▸ Your instructions
Show every line below where "Slow" can be found.

▸ Records provided
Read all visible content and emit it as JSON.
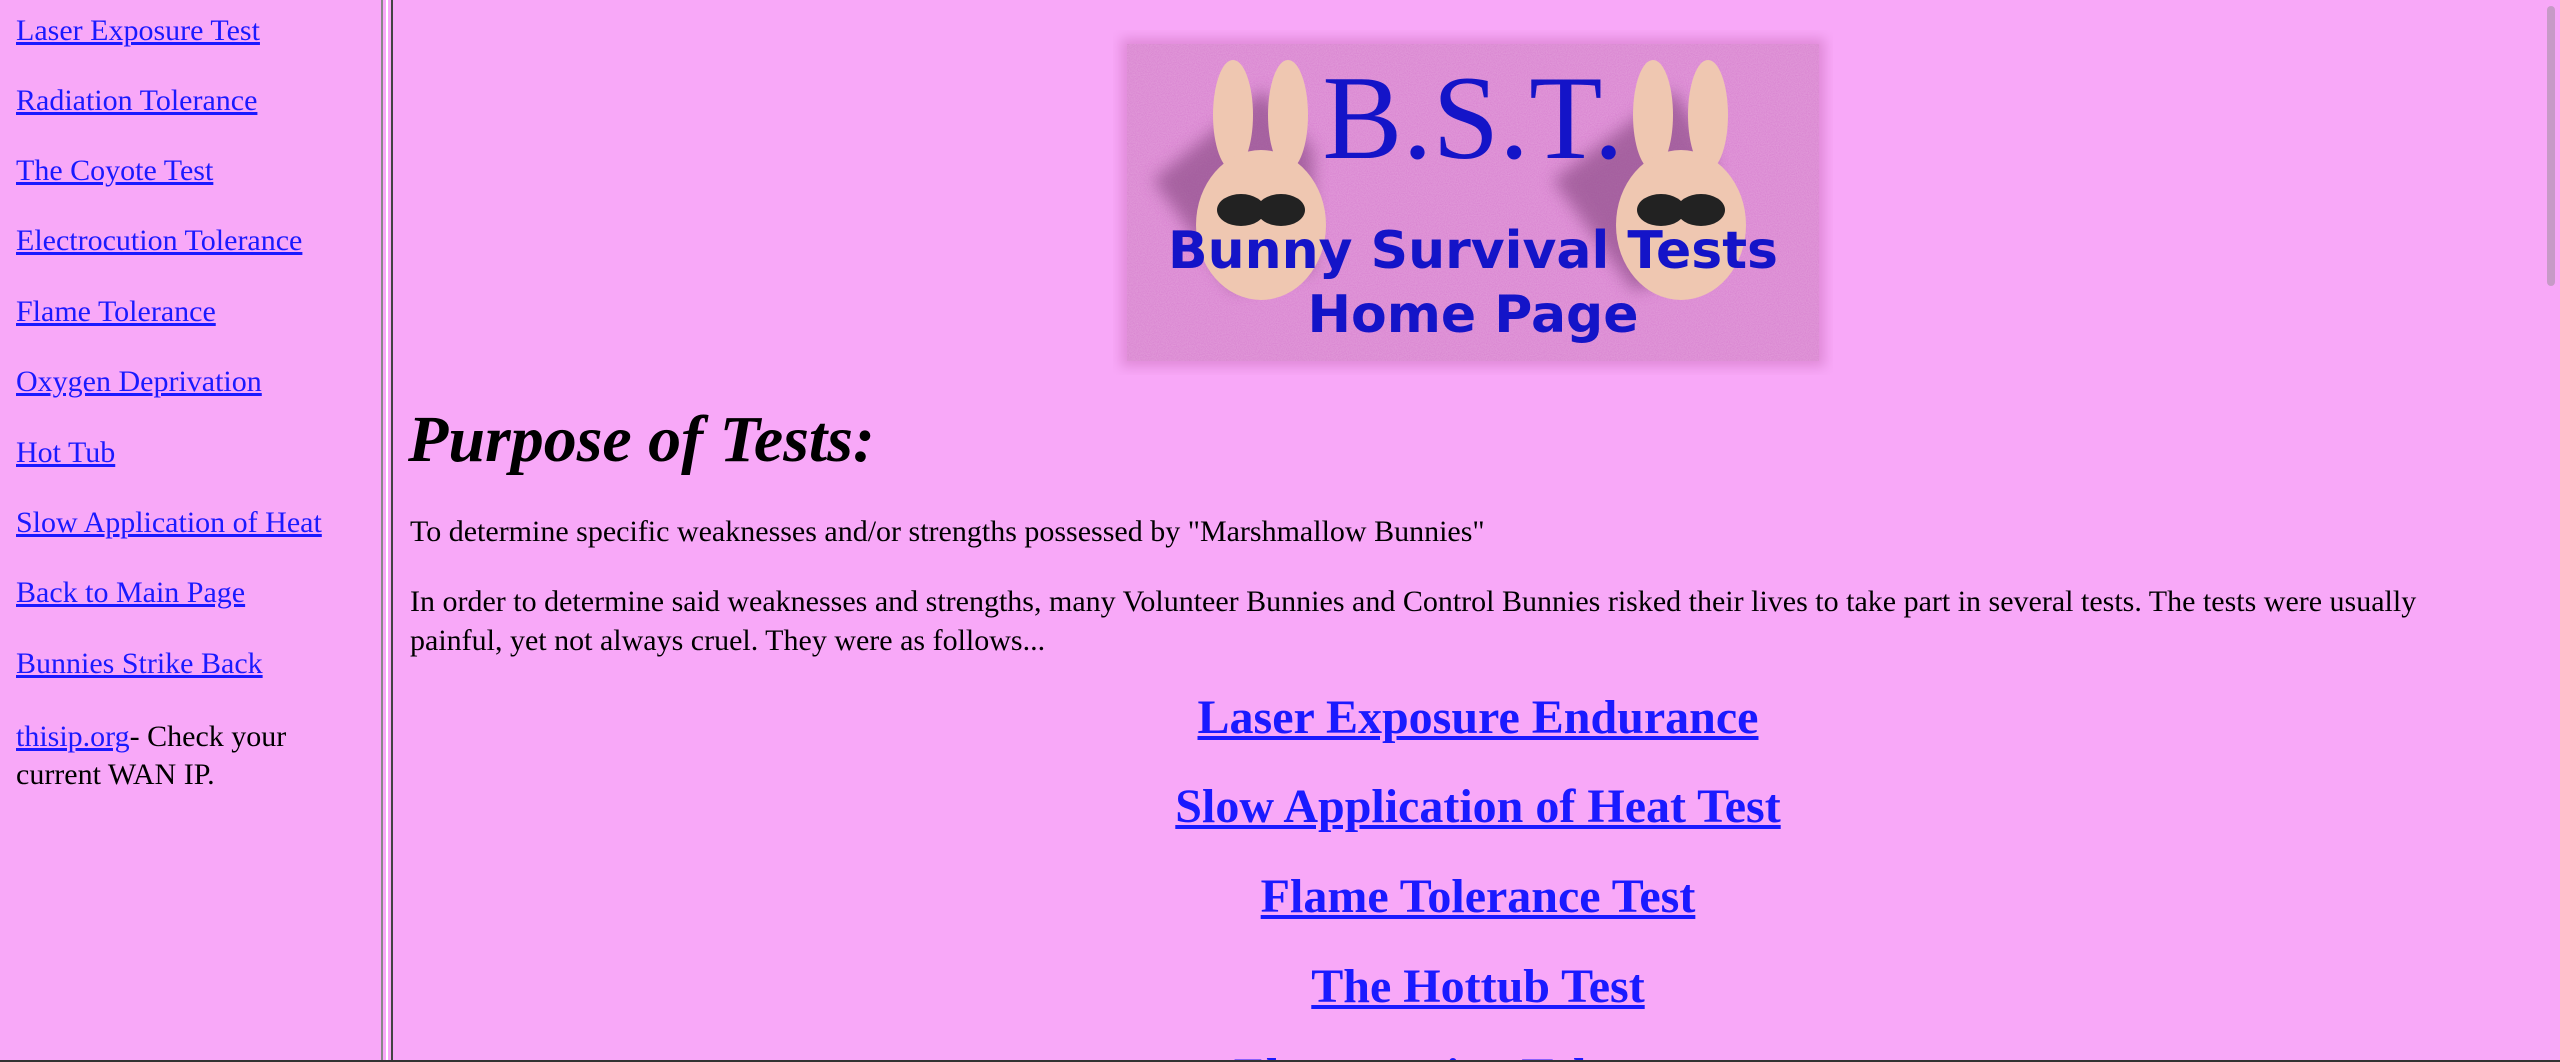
{
  "nav": {
    "links": [
      "Laser Exposure Test",
      "Radiation Tolerance",
      "The Coyote Test",
      "Electrocution Tolerance",
      "Flame Tolerance",
      "Oxygen Deprivation",
      "Hot Tub",
      "Slow Application of Heat",
      "Back to Main Page",
      "Bunnies Strike Back"
    ],
    "info_link": "thisip.org",
    "info_text": "- Check your current WAN IP."
  },
  "banner": {
    "title": "B.S.T.",
    "line1": "Bunny Survival Tests",
    "line2": "Home Page"
  },
  "main": {
    "heading": "Purpose of Tests:",
    "para1": "To determine specific weaknesses and/or strengths possessed by \"Marshmallow Bunnies\"",
    "para2": "In order to determine said weaknesses and strengths, many Volunteer Bunnies and Control Bunnies risked their lives to take part in several tests. The tests were usually painful, yet not always cruel. They were as follows...",
    "tests": [
      "Laser Exposure Endurance",
      "Slow Application of Heat Test",
      "Flame Tolerance Test",
      "The Hottub Test",
      "Electrocution Tolerance"
    ]
  },
  "colors": {
    "background": "#f8a8f8",
    "link": "#1a1aff"
  }
}
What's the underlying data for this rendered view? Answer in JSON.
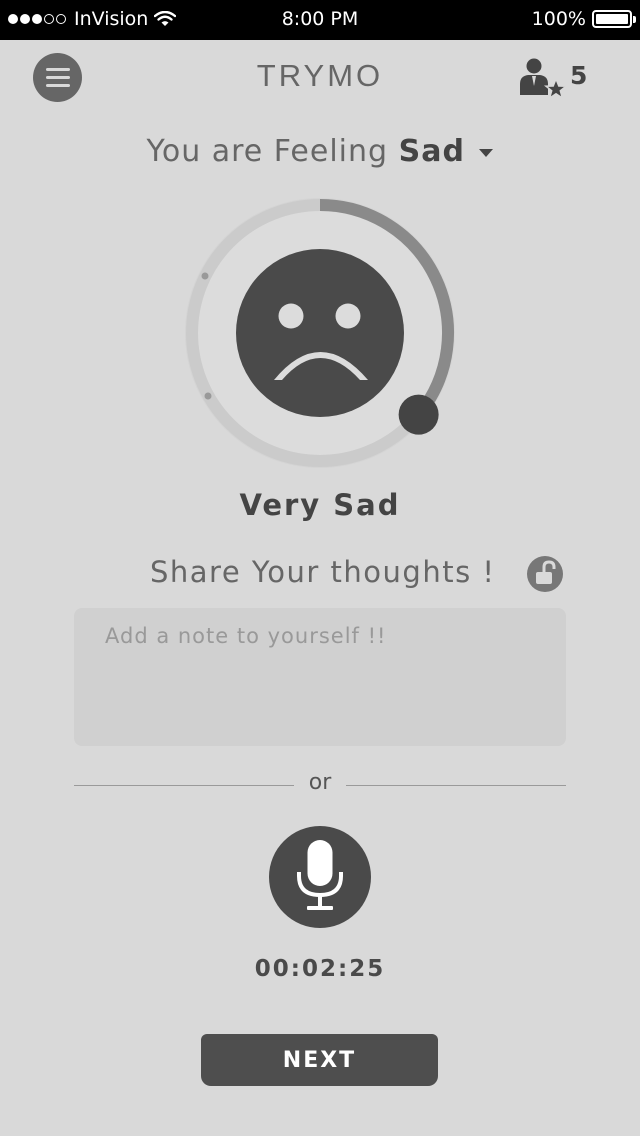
{
  "status_bar": {
    "carrier": "InVision",
    "time": "8:00 PM",
    "battery": "100%",
    "signal_bars_filled": 3,
    "signal_bars_total": 5
  },
  "header": {
    "title": "TRYMO",
    "menu_icon": "hamburger-icon",
    "friends_icon": "user-star-icon",
    "friends_count": "5"
  },
  "feeling": {
    "prefix": "You are Feeling",
    "value": "Sad"
  },
  "mood_dial": {
    "face_icon": "sad-face-icon",
    "progress": 0.36,
    "label": "Very Sad"
  },
  "share": {
    "title": "Share Your thoughts !",
    "lock_icon": "unlock-icon",
    "note_placeholder": "Add a note to yourself !!",
    "note_value": ""
  },
  "divider_text": "or",
  "recorder": {
    "mic_icon": "microphone-icon",
    "timer": "00:02:25"
  },
  "next_button": "NEXT",
  "colors": {
    "background": "#d9d9d9",
    "dark": "#4a4a4a",
    "accent_track": "#8a8a8a"
  }
}
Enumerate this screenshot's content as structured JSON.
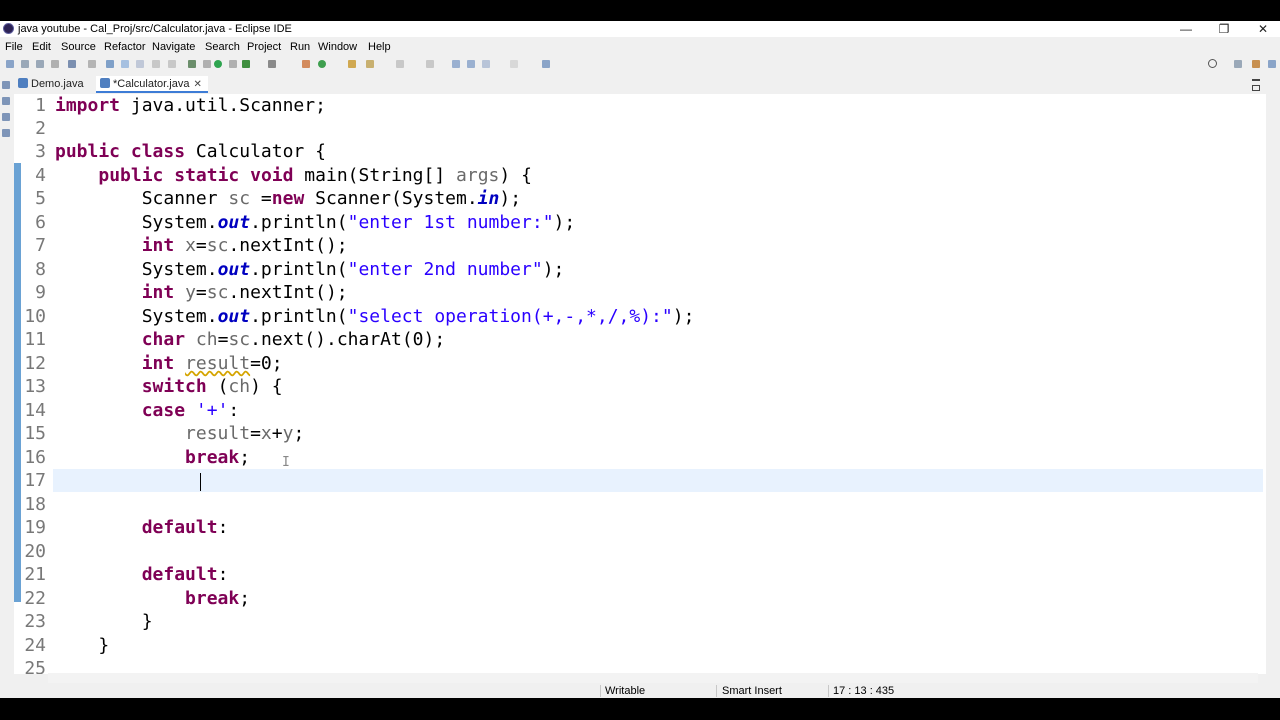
{
  "window": {
    "title": "java youtube - Cal_Proj/src/Calculator.java - Eclipse IDE"
  },
  "menus": [
    "File",
    "Edit",
    "Source",
    "Refactor",
    "Navigate",
    "Search",
    "Project",
    "Run",
    "Window",
    "Help"
  ],
  "tabs": [
    {
      "label": "Demo.java"
    },
    {
      "label": "*Calculator.java"
    }
  ],
  "line_numbers": [
    "1",
    "2",
    "3",
    "4",
    "5",
    "6",
    "7",
    "8",
    "9",
    "10",
    "11",
    "12",
    "13",
    "14",
    "15",
    "16",
    "17",
    "18",
    "19",
    "20",
    "21",
    "22",
    "23",
    "24",
    "25"
  ],
  "status": {
    "writable": "Writable",
    "insert_mode": "Smart Insert",
    "position": "17 : 13 : 435"
  },
  "colors": {
    "keyword": "#7f0055",
    "string": "#2a00ff",
    "field": "#0000c0",
    "current_line": "#e8f2fe",
    "active_tab_underline": "#3d7cd6"
  }
}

▸ The completed task
      "Slow Application of Heat",
      "Slow Application of Heat Test",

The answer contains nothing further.